▶ **DO THIS**
Skip the images. Copy the records exactly as written.
--- BEGIN ---
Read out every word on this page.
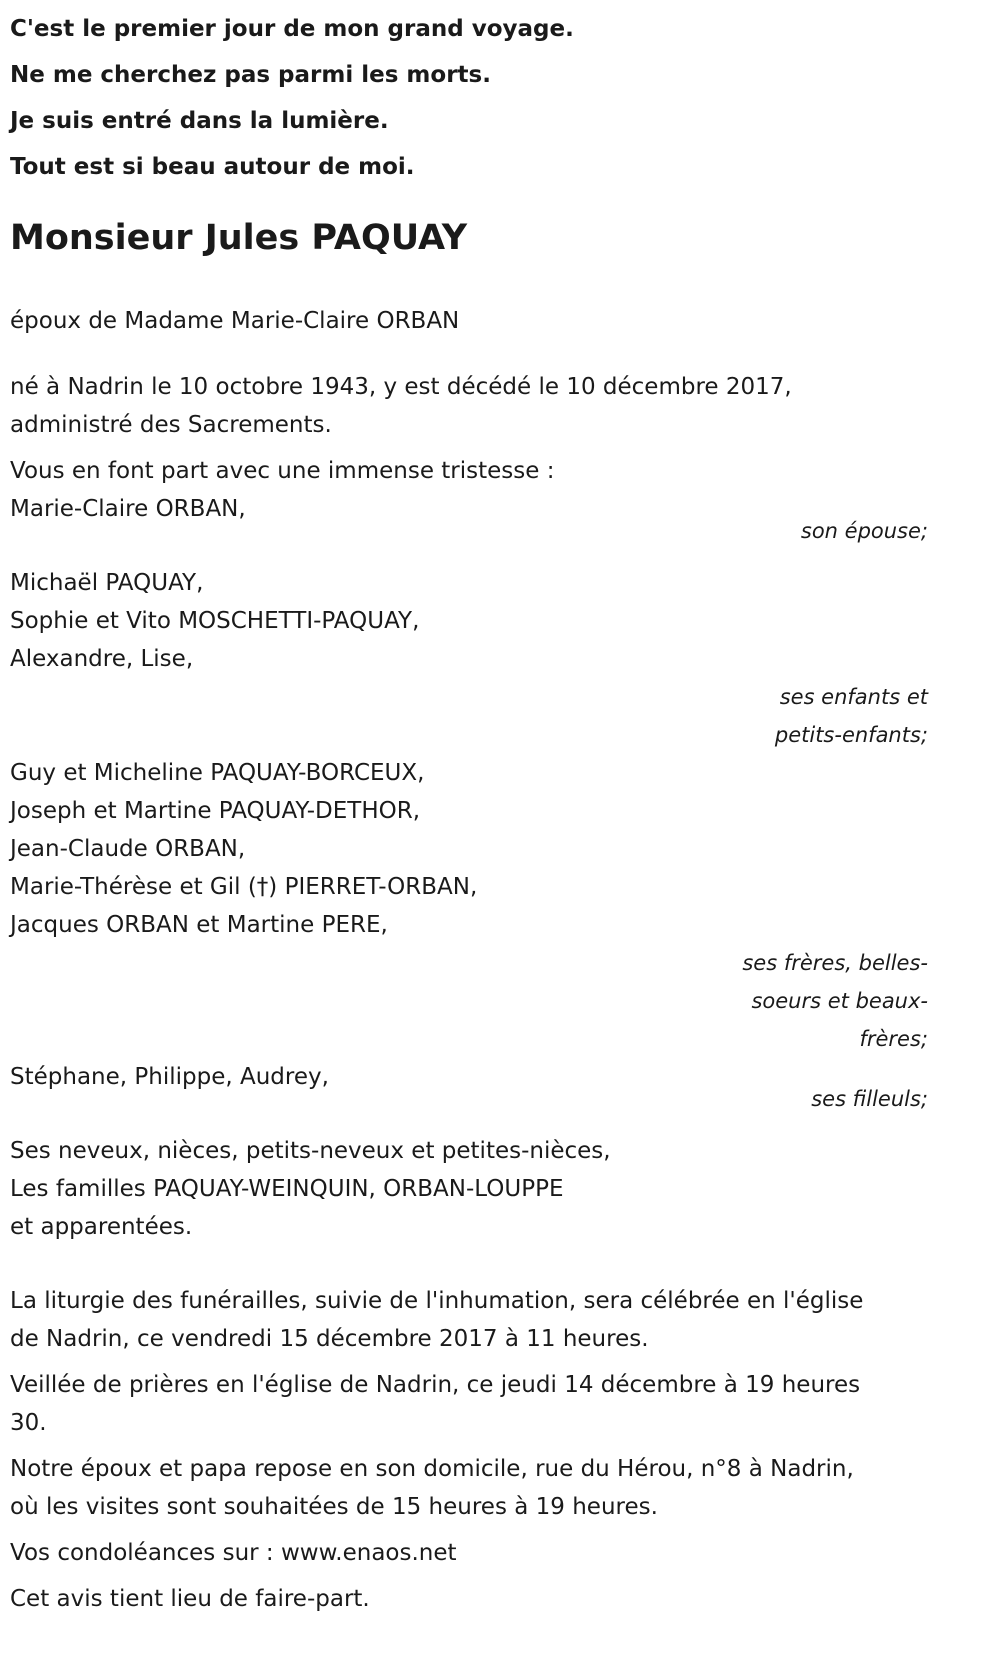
C'est le premier jour de mon grand voyage.
Ne me cherchez pas parmi les morts.
Je suis entré dans la lumière.
Tout est si beau autour de moi.
Monsieur Jules PAQUAY

époux de Madame Marie-Claire ORBAN

né à Nadrin le 10 octobre 1943, y est décédé le 10 décembre 2017,
administré des Sacrements.

Vous en font part avec une immense tristesse :

Marie-Claire ORBAN,

son épouse;

Michaël PAQUAY,
Sophie et Vito MOSCHETTI-PAQUAY,
Alexandre, Lise,

ses enfants et
petits-enfants;

Guy et Micheline PAQUAY-BORCEUX,
Joseph et Martine PAQUAY-DETHOR,
Jean-Claude ORBAN,
Marie-Thérèse et Gil (†) PIERRET-ORBAN,
Jacques ORBAN et Martine PERE,

ses frères, belles-
soeurs et beaux-
frères;

Stéphane, Philippe, Audrey,

ses filleuls;

Ses neveux, nièces, petits-neveux et petites-nièces,
Les familles PAQUAY-WEINQUIN, ORBAN-LOUPPE
et apparentées.

La liturgie des funérailles, suivie de l'inhumation, sera célébrée en l'église
de Nadrin, ce vendredi 15 décembre 2017 à 11 heures.

Veillée de prières en l'église de Nadrin, ce jeudi 14 décembre à 19 heures
30.

Notre époux et papa repose en son domicile, rue du Hérou, n°8 à Nadrin,
où les visites sont souhaitées de 15 heures à 19 heures.

Vos condoléances sur : www.enaos.net

Cet avis tient lieu de faire-part.
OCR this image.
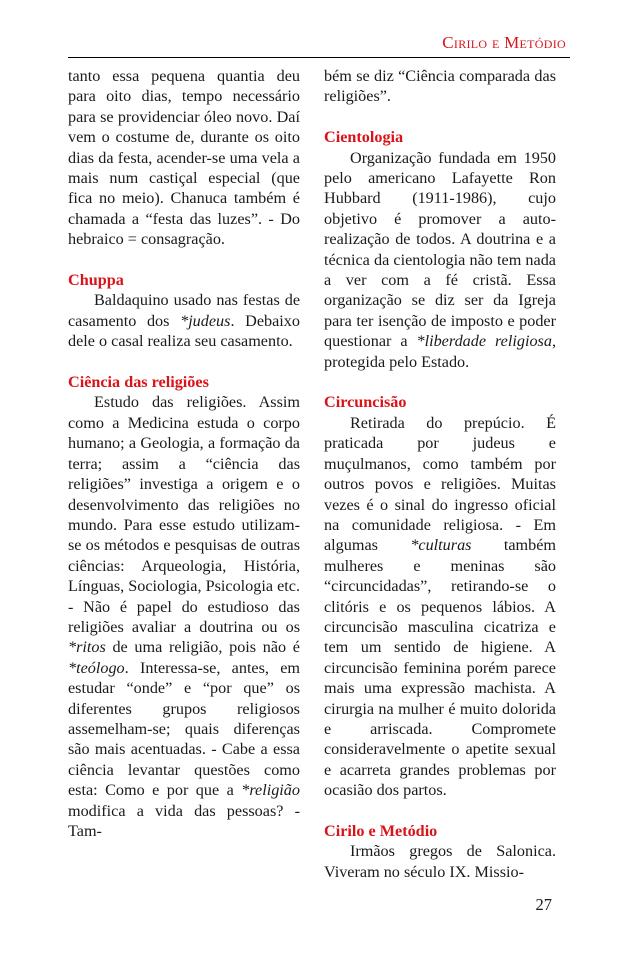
Cirilo e Metódio

tanto essa pequena quantia deu para oito dias, tempo necessário para se providenciar óleo novo. Daí vem o costume de, durante os oito dias da festa, acender-se uma vela a mais num castiçal especial (que fica no meio). Chanuca também é chamada a “festa das luzes”. - Do hebraico = consagração.

Chuppa

Baldaquino usado nas festas de casamento dos *judeus. Debaixo dele o casal realiza seu casamento.

Ciência das religiões

Estudo das religiões. Assim como a Medicina estuda o corpo humano; a Geologia, a formação da terra; assim a “ciência das religiões” investiga a origem e o desenvolvimento das religiões no mundo. Para esse estudo utilizam-se os métodos e pesquisas de outras ciências: Arqueologia, História, Línguas, Sociologia, Psicologia etc. - Não é papel do estudioso das religiões avaliar a doutrina ou os *ritos de uma religião, pois não é *teólogo. Interessa-se, antes, em estudar “onde” e “por que” os diferentes grupos religiosos assemelham-se; quais diferenças são mais acentuadas. - Cabe a essa ciência levantar questões como esta: Como e por que a *religião modifica a vida das pessoas? - Tam-

bém se diz “Ciência comparada das religiões”.

Cientologia

Organização fundada em 1950 pelo americano Lafayette Ron Hubbard (1911-1986), cujo objetivo é promover a auto-realização de todos. A doutrina e a técnica da cientologia não tem nada a ver com a fé cristã. Essa organização se diz ser da Igreja para ter isenção de imposto e poder questionar a *liberdade religiosa, protegida pelo Estado.

Circuncisão

Retirada do prepúcio. É praticada por judeus e muçulmanos, como também por outros povos e religiões. Muitas vezes é o sinal do ingresso oficial na comunidade religiosa. - Em algumas *culturas também mulheres e meninas são “circuncidadas”, retirando-se o clitóris e os pequenos lábios. A circuncisão masculina cicatriza e tem um sentido de higiene. A circuncisão feminina porém parece mais uma expressão machista. A cirurgia na mulher é muito dolorida e arriscada. Compromete consideravelmente o apetite sexual e acarreta grandes problemas por ocasião dos partos.

Cirilo e Metódio

Irmãos gregos de Salonica. Viveram no século IX. Missio-

27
--- END ---
▶ **SOLVED EXERCISE**
Read out every word on this page.
C'est le premier jour de mon grand voyage.
Ne me cherchez pas parmi les morts.
Je suis entré dans la lumière.
Tout est si beau autour de moi.
Monsieur Jules PAQUAY

époux de Madame Marie-Claire ORBAN

né à Nadrin le 10 octobre 1943, y est décédé le 10 décembre 2017,
administré des Sacrements.

Vous en font part avec une immense tristesse :

Marie-Claire ORBAN,

son épouse;

Michaël PAQUAY,
Sophie et Vito MOSCHETTI-PAQUAY,
Alexandre, Lise,

ses enfants et
petits-enfants;

Guy et Micheline PAQUAY-BORCEUX,
Joseph et Martine PAQUAY-DETHOR,
Jean-Claude ORBAN,
Marie-Thérèse et Gil (†) PIERRET-ORBAN,
Jacques ORBAN et Martine PERE,

ses frères, belles-
soeurs et beaux-
frères;

Stéphane, Philippe, Audrey,

ses filleuls;

Ses neveux, nièces, petits-neveux et petites-nièces,
Les familles PAQUAY-WEINQUIN, ORBAN-LOUPPE
et apparentées.

La liturgie des funérailles, suivie de l'inhumation, sera célébrée en l'église
de Nadrin, ce vendredi 15 décembre 2017 à 11 heures.

Veillée de prières en l'église de Nadrin, ce jeudi 14 décembre à 19 heures
30.

Notre époux et papa repose en son domicile, rue du Hérou, n°8 à Nadrin,
où les visites sont souhaitées de 15 heures à 19 heures.

Vos condoléances sur : www.enaos.net

Cet avis tient lieu de faire-part.
OCR this image.
Cirilo e Metódio

tanto essa pequena quantia deu para oito dias, tempo necessário para se providenciar óleo novo. Daí vem o costume de, durante os oito dias da festa, acender-se uma vela a mais num castiçal especial (que fica no meio). Chanuca também é chamada a “festa das luzes”. - Do hebraico = consagração.

Chuppa

Baldaquino usado nas festas de casamento dos *judeus. Debaixo dele o casal realiza seu casamento.

Ciência das religiões

Estudo das religiões. Assim como a Medicina estuda o corpo humano; a Geologia, a formação da terra; assim a “ciência das religiões” investiga a origem e o desenvolvimento das religiões no mundo. Para esse estudo utilizam-se os métodos e pesquisas de outras ciências: Arqueologia, História, Línguas, Sociologia, Psicologia etc. - Não é papel do estudioso das religiões avaliar a doutrina ou os *ritos de uma religião, pois não é *teólogo. Interessa-se, antes, em estudar “onde” e “por que” os diferentes grupos religiosos assemelham-se; quais diferenças são mais acentuadas. - Cabe a essa ciência levantar questões como esta: Como e por que a *religião modifica a vida das pessoas? - Tam-

bém se diz “Ciência comparada das religiões”.

Cientologia

Organização fundada em 1950 pelo americano Lafayette Ron Hubbard (1911-1986), cujo objetivo é promover a auto-realização de todos. A doutrina e a técnica da cientologia não tem nada a ver com a fé cristã. Essa organização se diz ser da Igreja para ter isenção de imposto e poder questionar a *liberdade religiosa, protegida pelo Estado.

Circuncisão

Retirada do prepúcio. É praticada por judeus e muçulmanos, como também por outros povos e religiões. Muitas vezes é o sinal do ingresso oficial na comunidade religiosa. - Em algumas *culturas também mulheres e meninas são “circuncidadas”, retirando-se o clitóris e os pequenos lábios. A circuncisão masculina cicatriza e tem um sentido de higiene. A circuncisão feminina porém parece mais uma expressão machista. A cirurgia na mulher é muito dolorida e arriscada. Compromete consideravelmente o apetite sexual e acarreta grandes problemas por ocasião dos partos.

Cirilo e Metódio

Irmãos gregos de Salonica. Viveram no século IX. Missio-

27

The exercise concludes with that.